* [Travail demandé]:
a. Recopiez fidèlement le passage du texte sur Normand Chaurette qui va de « L’exposition Première : Nouveautés » à « de la scène. ».
b. Rédigez la suite du texte consacré à Normand Chaurette, en reprenant juste après sa dernière phrase.

* [Extrait de page]:
☆ ☆ ☆ ☆
Œuvres complètes. Tome I de Normand Chaurette

Par Michel Guénette

L’exposition Première : Nouveautés à Bibliothèque et Archives Canada présente un document inédit de Normand Chaurette intitulé Œuvres complètes. Tome I. Cette pièce a été choisie par notre spécialiste Michel Guénette, archiviste des arts de la scène.

Qui est Normand Chaurette?

Avant tout, il semble important de brosser un portrait de l’auteur afin de le situer dans son contexte de création. Normand Chaurette est un dramaturge québécois né à Montréal en 1954. Il fait partie, avec Michel Marc Bouchard et René-Daniel Dubois, de cette génération d’auteurs post-référendaire qui s’est éloignée des productions nationalistes et réalistes ayant marqué le théâtre des années 1960 et 1970 pour créer une dramaturgie orientée sur le renouvellement de l’approche esthétique et du langage. La pièce de Chaurette Provincetown Playhouse, juillet 1919, j’avais 19 ans (1982) remporte un vif succès et fait sa renommée. Il poursuit sa démarche théâtrale entre autres avec La société de Métis (1983), Fragments d’une lettre d’adieu lus par des géologues (1986), Les Reines (1991), Le Passage de l’Indiana (1996), Le Petit Köchel (2000) et Ce qui meurt en dernier (2008). Ses pièces sont aussi jouées à l’étranger, et l’une d’elles, Les Reines, a été montée par la Comédie-Française (1997). Il est aussi connu pour avoir signé le texte de la pièce appréciée d’un large public Edgar et ses fantômes (2010) et de son adaptation française, Patrick et ses fantômes (2018).

Parallèlement à sa carrière de dramaturge, Chaurette a écrit un livre, des nouvelles, des scénarios de film, des traductions, des textes radiophoniques et un essai. L’œuvre de Chaurette, qui a remodelé le paysage théâtral et celui de l’écriture, s’est taillé une place remarquable sur la scène artistique tant au Canada qu’à l’étranger. Elle a été récompensée de très nombreux prix, parmi lesquels quatre Prix littéraires du Gouverneur général, quatre Masques de l’Académie québécoise du théâtre et un Prix Floyd S. Chalmers. Normand Chaurette a également obtenu une bourse d’écriture de l’Association Beaumarchais (Paris) et a été nommé à l’Ordre du Canada à l’automne 2004.
☆ ☆ ☆ ☆
* [Enregistrements de données]:
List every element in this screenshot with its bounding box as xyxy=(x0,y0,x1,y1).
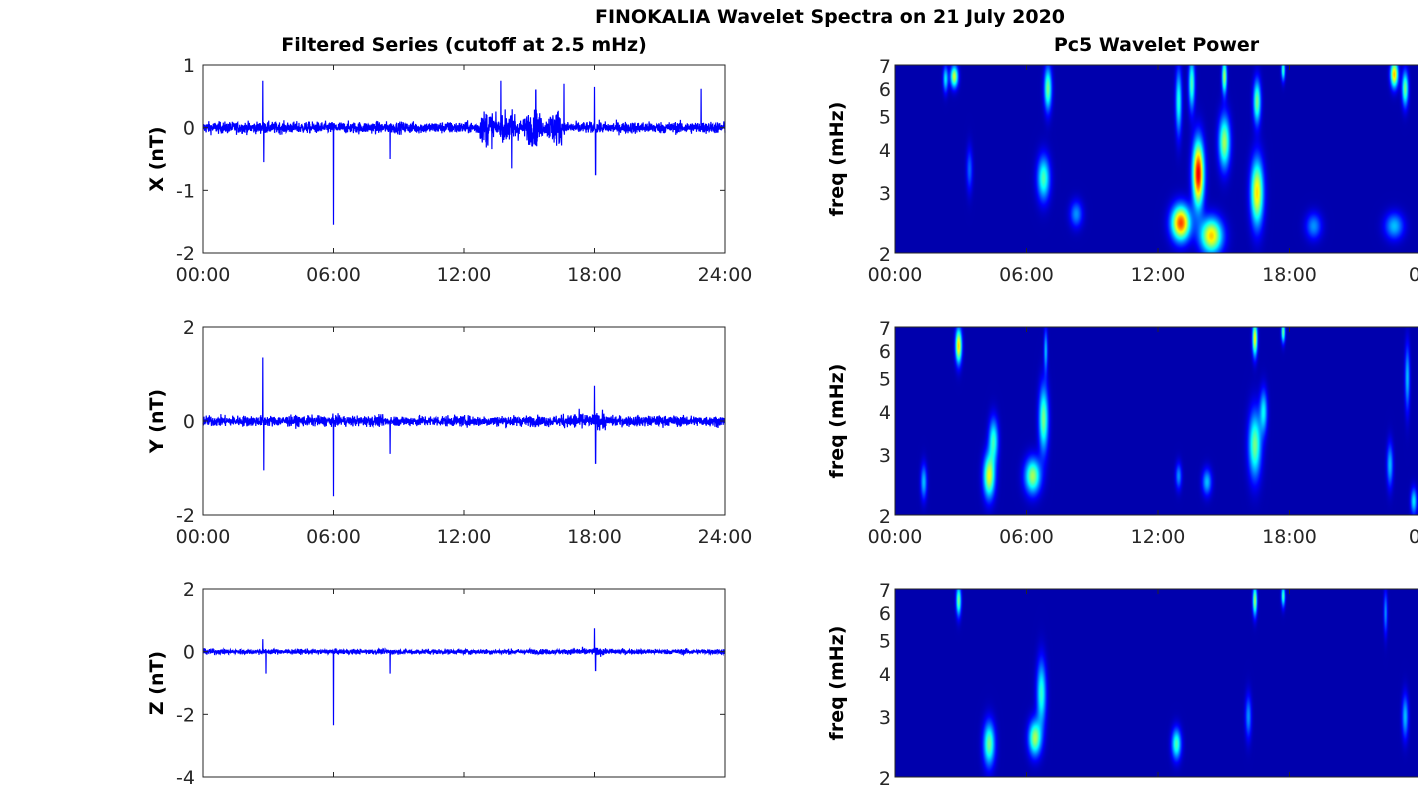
freq-tick-label: 7 xyxy=(879,580,891,602)
xtick-label: 24:00 xyxy=(698,526,753,548)
freq-tick-label: 7 xyxy=(879,318,891,340)
ytick-label: 2 xyxy=(183,579,195,601)
wavelet-heatmap-Z xyxy=(895,589,1418,777)
xtick-label: 18:00 xyxy=(1262,526,1317,548)
xtick-label: 06:00 xyxy=(999,264,1054,286)
xtick-label: 18:00 xyxy=(567,526,622,548)
xtick-label: 12:00 xyxy=(1131,526,1186,548)
freq-tick-label: 2 xyxy=(879,506,891,528)
freq-tick-label: 3 xyxy=(879,183,891,205)
xtick-label: 06:00 xyxy=(999,526,1054,548)
xtick-label: 00 xyxy=(1409,264,1418,286)
freq-tick-label: 6 xyxy=(879,79,891,101)
series-line-X xyxy=(202,80,726,225)
ytick-label: 2 xyxy=(183,317,195,339)
freq-tick-label: 4 xyxy=(879,664,891,686)
ytick-label: -2 xyxy=(176,243,195,265)
freq-tick-label: 5 xyxy=(879,630,891,652)
freq-tick-label: 6 xyxy=(879,603,891,625)
xtick-label: 18:00 xyxy=(567,264,622,286)
freq-ylabel: freq (mHz) xyxy=(826,364,848,479)
heatmap-box xyxy=(894,588,1418,778)
wavelet-heatmap-Y xyxy=(895,327,1418,515)
heatmap-box xyxy=(894,64,1418,254)
ytick-label: -4 xyxy=(176,767,195,788)
xtick-label: 00:00 xyxy=(868,264,923,286)
freq-tick-label: 3 xyxy=(879,707,891,729)
xtick-label: 12:00 xyxy=(437,526,492,548)
ylabel-Z: Z (nT) xyxy=(146,651,168,715)
freq-tick-label: 4 xyxy=(879,140,891,162)
xtick-label: 24:00 xyxy=(698,264,753,286)
freq-tick-label: 4 xyxy=(879,402,891,424)
ylabel-Y: Y (nT) xyxy=(146,389,168,454)
xtick-label: 00:00 xyxy=(868,526,923,548)
freq-tick-label: 5 xyxy=(879,368,891,390)
xtick-label: 12:00 xyxy=(437,264,492,286)
xtick-label: 18:00 xyxy=(1262,264,1317,286)
freq-tick-label: 7 xyxy=(879,56,891,78)
xtick-label: 00:00 xyxy=(176,264,231,286)
xtick-label: 00 xyxy=(1409,526,1418,548)
xtick-label: 06:00 xyxy=(306,264,361,286)
wavelet-heatmap-X xyxy=(895,65,1418,253)
ytick-label: 1 xyxy=(183,55,195,77)
freq-ylabel: freq (mHz) xyxy=(826,102,848,217)
ylabel-X: X (nT) xyxy=(146,126,168,191)
ytick-label: -2 xyxy=(176,505,195,527)
freq-tick-label: 2 xyxy=(879,768,891,788)
freq-tick-label: 6 xyxy=(879,341,891,363)
freq-tick-label: 3 xyxy=(879,445,891,467)
freq-tick-label: 5 xyxy=(879,106,891,128)
ytick-label: 0 xyxy=(183,118,195,140)
xtick-label: 12:00 xyxy=(1131,264,1186,286)
left-title: Filtered Series (cutoff at 2.5 mHz) xyxy=(281,34,647,56)
freq-ylabel: freq (mHz) xyxy=(826,626,848,741)
xtick-label: 06:00 xyxy=(306,526,361,548)
freq-tick-label: 2 xyxy=(879,244,891,266)
series-line-Y xyxy=(202,357,726,497)
series-line-Z xyxy=(202,628,726,726)
ytick-label: -2 xyxy=(176,704,195,726)
heatmap-box xyxy=(894,326,1418,516)
figure-title: FINOKALIA Wavelet Spectra on 21 July 202… xyxy=(594,6,1066,28)
right-title: Pc5 Wavelet Power xyxy=(1053,34,1260,56)
ytick-label: -1 xyxy=(176,180,195,202)
ytick-label: 0 xyxy=(183,642,195,664)
xtick-label: 00:00 xyxy=(176,526,231,548)
ytick-label: 0 xyxy=(183,411,195,433)
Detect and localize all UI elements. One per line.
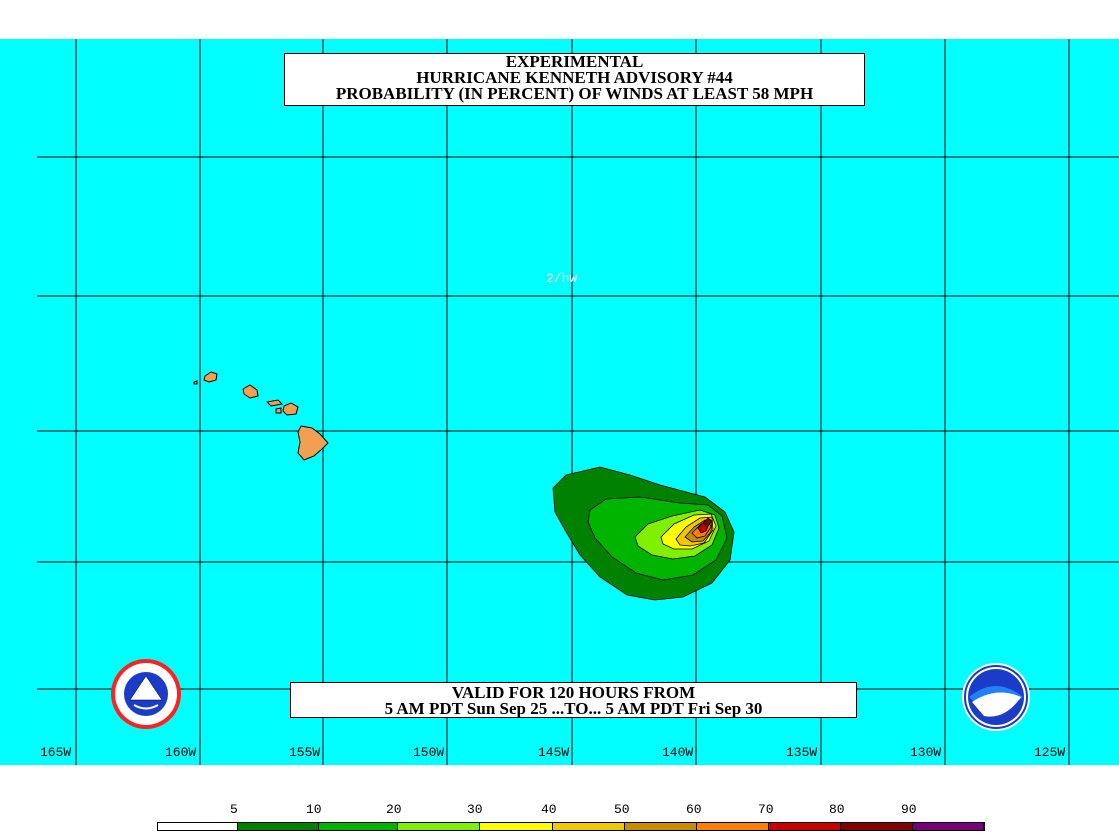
island-maui xyxy=(282,402,299,416)
title-line-3: PROBABILITY (IN PERCENT) OF WINDS AT LEA… xyxy=(335,84,814,103)
legend-swatch xyxy=(624,823,697,830)
title-box: EXPERIMENTAL HURRICANE KENNETH ADVISORY … xyxy=(284,53,865,106)
hawaiian-islands xyxy=(193,371,329,461)
valid-period-box: VALID FOR 120 HOURS FROM 5 AM PDT Sun Se… xyxy=(290,682,857,718)
legend-tick-50: 50 xyxy=(614,802,630,817)
legend-tick-30: 30 xyxy=(467,802,483,817)
island-oahu xyxy=(242,384,259,399)
legend-swatch xyxy=(553,823,625,830)
island-kauai xyxy=(203,371,218,383)
noaa-logo xyxy=(962,663,1030,731)
probability-contours xyxy=(552,466,735,601)
lon-label-130w: 130W xyxy=(910,745,942,760)
legend-swatch xyxy=(318,823,399,830)
legend-swatch xyxy=(696,823,769,830)
legend-swatch xyxy=(398,823,481,830)
contour-80-90 xyxy=(702,517,713,528)
legend-swatch xyxy=(158,823,238,830)
lon-label-150w: 150W xyxy=(413,745,445,760)
legend-color-bar xyxy=(157,822,985,831)
title-line-2: HURRICANE KENNETH ADVISORY #44 xyxy=(416,68,733,87)
lon-label-140w: 140W xyxy=(662,745,694,760)
nws-seal-logo xyxy=(111,659,181,729)
island-niihau xyxy=(193,380,198,385)
legend-tick-90: 90 xyxy=(901,802,917,817)
island-lanai xyxy=(275,407,282,414)
legend-tick-80: 80 xyxy=(829,802,845,817)
legend-tick-20: 20 xyxy=(386,802,402,817)
legend-tick-70: 70 xyxy=(758,802,774,817)
island-molokai xyxy=(265,399,284,407)
valid-line-1: VALID FOR 120 HOURS FROM xyxy=(451,683,696,702)
legend-swatch xyxy=(768,823,842,830)
lon-label-125w: 125W xyxy=(1034,745,1066,760)
lon-label-155w: 155W xyxy=(289,745,321,760)
lon-label-160w: 160W xyxy=(165,745,197,760)
ocean-background xyxy=(0,39,1119,765)
legend-tick-60: 60 xyxy=(686,802,702,817)
valid-line-2: 5 AM PDT Sun Sep 25 ...TO... 5 AM PDT Fr… xyxy=(384,699,763,718)
lon-label-165w: 165W xyxy=(40,745,72,760)
island-hawaii xyxy=(297,425,329,461)
lon-label-135w: 135W xyxy=(786,745,818,760)
legend-swatch xyxy=(913,823,985,830)
lon-label-145w: 145W xyxy=(538,745,570,760)
legend-swatch xyxy=(237,823,319,830)
legend-swatch xyxy=(841,823,914,830)
legend-tick-10: 10 xyxy=(306,802,322,817)
legend-tick-40: 40 xyxy=(541,802,557,817)
map-note: 2/hw xyxy=(546,271,578,286)
legend-tick-5: 5 xyxy=(230,802,238,817)
legend-swatch xyxy=(480,823,554,830)
title-line-1: EXPERIMENTAL xyxy=(505,52,644,71)
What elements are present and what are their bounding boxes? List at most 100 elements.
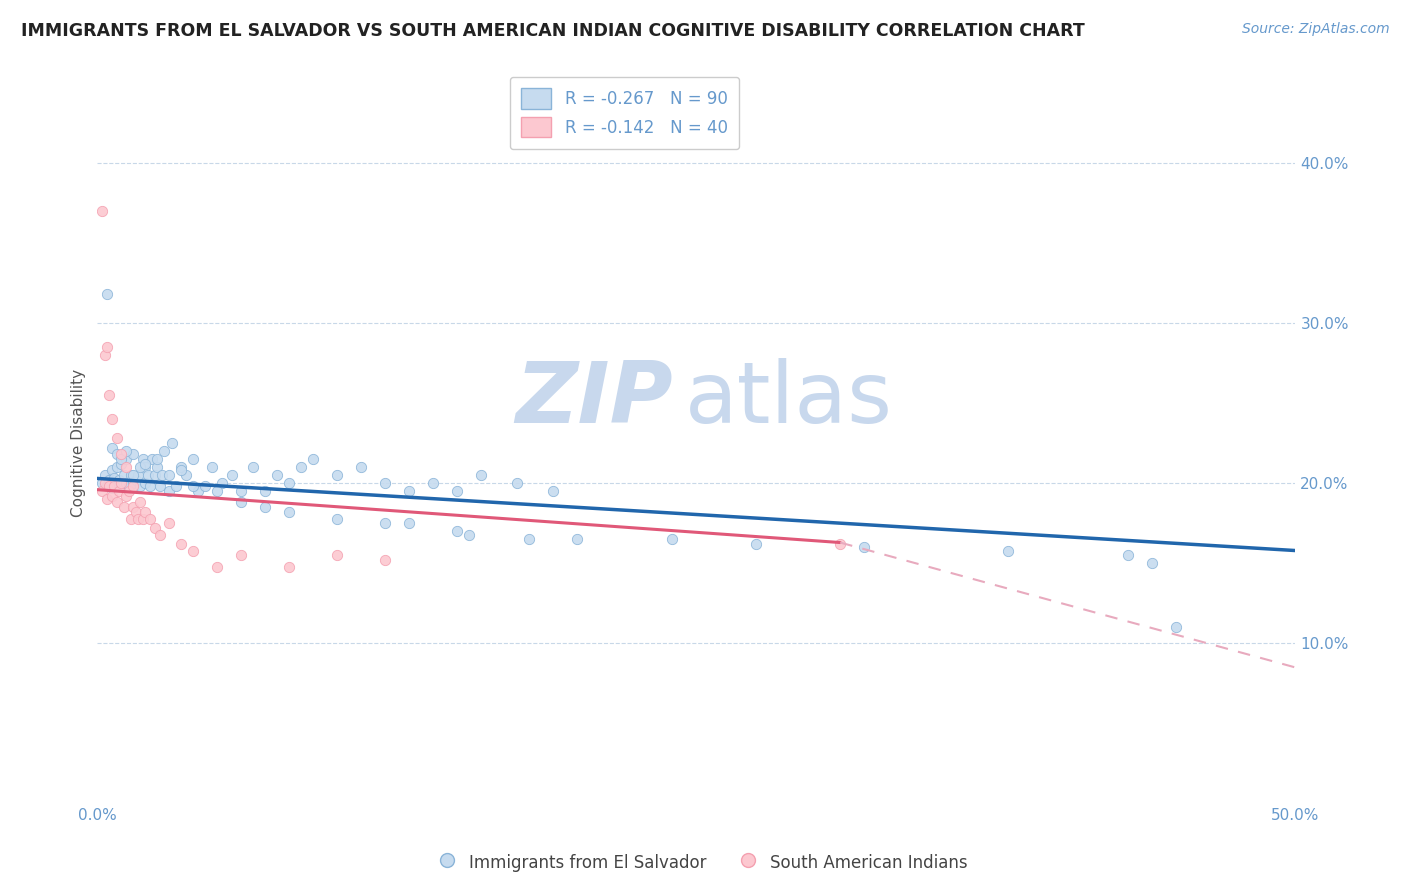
Point bbox=[446, 484, 468, 499]
Point bbox=[108, 473, 131, 487]
Point bbox=[278, 505, 301, 519]
Point bbox=[830, 537, 852, 551]
Point bbox=[127, 468, 149, 483]
Point bbox=[149, 479, 172, 493]
Point bbox=[125, 473, 148, 487]
Point bbox=[266, 468, 288, 483]
Point bbox=[150, 468, 173, 483]
Point bbox=[141, 452, 163, 467]
Point bbox=[96, 287, 118, 301]
Point bbox=[122, 479, 145, 493]
Point bbox=[117, 484, 139, 499]
Point bbox=[100, 441, 122, 455]
Point bbox=[100, 489, 122, 503]
Point bbox=[96, 479, 118, 493]
Point bbox=[254, 484, 277, 499]
Point bbox=[134, 460, 156, 475]
Point bbox=[242, 460, 264, 475]
Point bbox=[201, 460, 224, 475]
Point bbox=[105, 460, 128, 475]
Point bbox=[129, 495, 152, 509]
Point bbox=[115, 460, 138, 475]
Point bbox=[93, 468, 115, 483]
Point bbox=[115, 489, 138, 503]
Point bbox=[326, 511, 349, 525]
Point bbox=[139, 511, 162, 525]
Point bbox=[117, 479, 139, 493]
Point bbox=[853, 541, 876, 555]
Point bbox=[745, 537, 768, 551]
Point bbox=[565, 533, 588, 547]
Point bbox=[254, 500, 277, 515]
Point bbox=[96, 340, 118, 354]
Y-axis label: Cognitive Disability: Cognitive Disability bbox=[72, 369, 86, 517]
Point bbox=[103, 479, 125, 493]
Point bbox=[110, 457, 132, 471]
Point bbox=[134, 457, 156, 471]
Point bbox=[105, 432, 128, 446]
Point bbox=[1140, 557, 1163, 571]
Point bbox=[997, 543, 1019, 558]
Point bbox=[505, 476, 527, 491]
Point bbox=[181, 479, 204, 493]
Legend: Immigrants from El Salvador, South American Indians: Immigrants from El Salvador, South Ameri… bbox=[432, 846, 974, 880]
Point bbox=[157, 516, 180, 531]
Point bbox=[278, 476, 301, 491]
Point bbox=[105, 447, 128, 461]
Point bbox=[115, 452, 138, 467]
Point bbox=[205, 559, 228, 574]
Point bbox=[110, 447, 132, 461]
Point bbox=[96, 492, 118, 507]
Point bbox=[110, 452, 132, 467]
Point bbox=[170, 463, 193, 477]
Point bbox=[132, 511, 155, 525]
Point bbox=[398, 484, 420, 499]
Point bbox=[132, 452, 155, 467]
Point bbox=[103, 471, 125, 485]
Point bbox=[100, 481, 122, 495]
Point bbox=[143, 468, 166, 483]
Legend: R = -0.267   N = 90, R = -0.142   N = 40: R = -0.267 N = 90, R = -0.142 N = 40 bbox=[510, 77, 740, 149]
Point bbox=[170, 460, 193, 475]
Point bbox=[134, 505, 156, 519]
Point bbox=[93, 476, 115, 491]
Point bbox=[422, 476, 444, 491]
Point bbox=[181, 543, 204, 558]
Point bbox=[374, 553, 396, 567]
Point bbox=[446, 524, 468, 539]
Point bbox=[157, 484, 180, 499]
Point bbox=[143, 521, 166, 535]
Point bbox=[350, 460, 373, 475]
Point bbox=[100, 412, 122, 426]
Point bbox=[100, 463, 122, 477]
Point bbox=[165, 479, 187, 493]
Point bbox=[326, 468, 349, 483]
Point bbox=[139, 479, 162, 493]
Point bbox=[290, 460, 312, 475]
Point bbox=[211, 476, 233, 491]
Text: Source: ZipAtlas.com: Source: ZipAtlas.com bbox=[1241, 22, 1389, 37]
Point bbox=[91, 476, 114, 491]
Point bbox=[194, 479, 217, 493]
Point bbox=[127, 511, 149, 525]
Point bbox=[170, 537, 193, 551]
Point bbox=[374, 516, 396, 531]
Point bbox=[398, 516, 420, 531]
Text: ZIP: ZIP bbox=[515, 359, 672, 442]
Point bbox=[125, 505, 148, 519]
Point bbox=[157, 468, 180, 483]
Point bbox=[93, 348, 115, 362]
Point bbox=[1116, 549, 1139, 563]
Point bbox=[153, 444, 176, 458]
Point bbox=[146, 452, 169, 467]
Point bbox=[205, 484, 228, 499]
Point bbox=[229, 549, 252, 563]
Point bbox=[160, 436, 183, 450]
Point bbox=[187, 484, 209, 499]
Point bbox=[91, 204, 114, 219]
Point bbox=[120, 511, 142, 525]
Point bbox=[470, 468, 492, 483]
Point bbox=[108, 484, 131, 499]
Point bbox=[517, 533, 540, 547]
Point bbox=[112, 468, 135, 483]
☆ ☆ ☆ ☆
* [Les réponses]:
a.
L’exposition Première : Nouveautés à Bibliothèque et Archives Canada présente un document inédit de Normand Chaurette intitulé Œuvres complètes. Tome I. Cette pièce a été choisie par notre spécialiste Michel Guénette, archiviste des arts de la scène.

b.
Texte alternatif : Photo en noir et blanc d’un jeune homme assis avec un chandail sur les épaules.

Portrait de Normand Chaurette vers 1976 – photographie prise par Linda Benamou (e011180592)

Œuvres complètes. Tome I

Le fonds Normand Chaurette acquis par Bibliothèque et Archives Canada comprend des documents relatifs à sa carrière et à sa vie personnelle. La majorité des documents regroupe des manuscrits et des tapuscrits annotés, des esquisses, des ébauches, des notes et des mises au net de ses écrits. Parmi ceux-ci se trouve le livre original Œuvres complètes. Tome I, de belle facture.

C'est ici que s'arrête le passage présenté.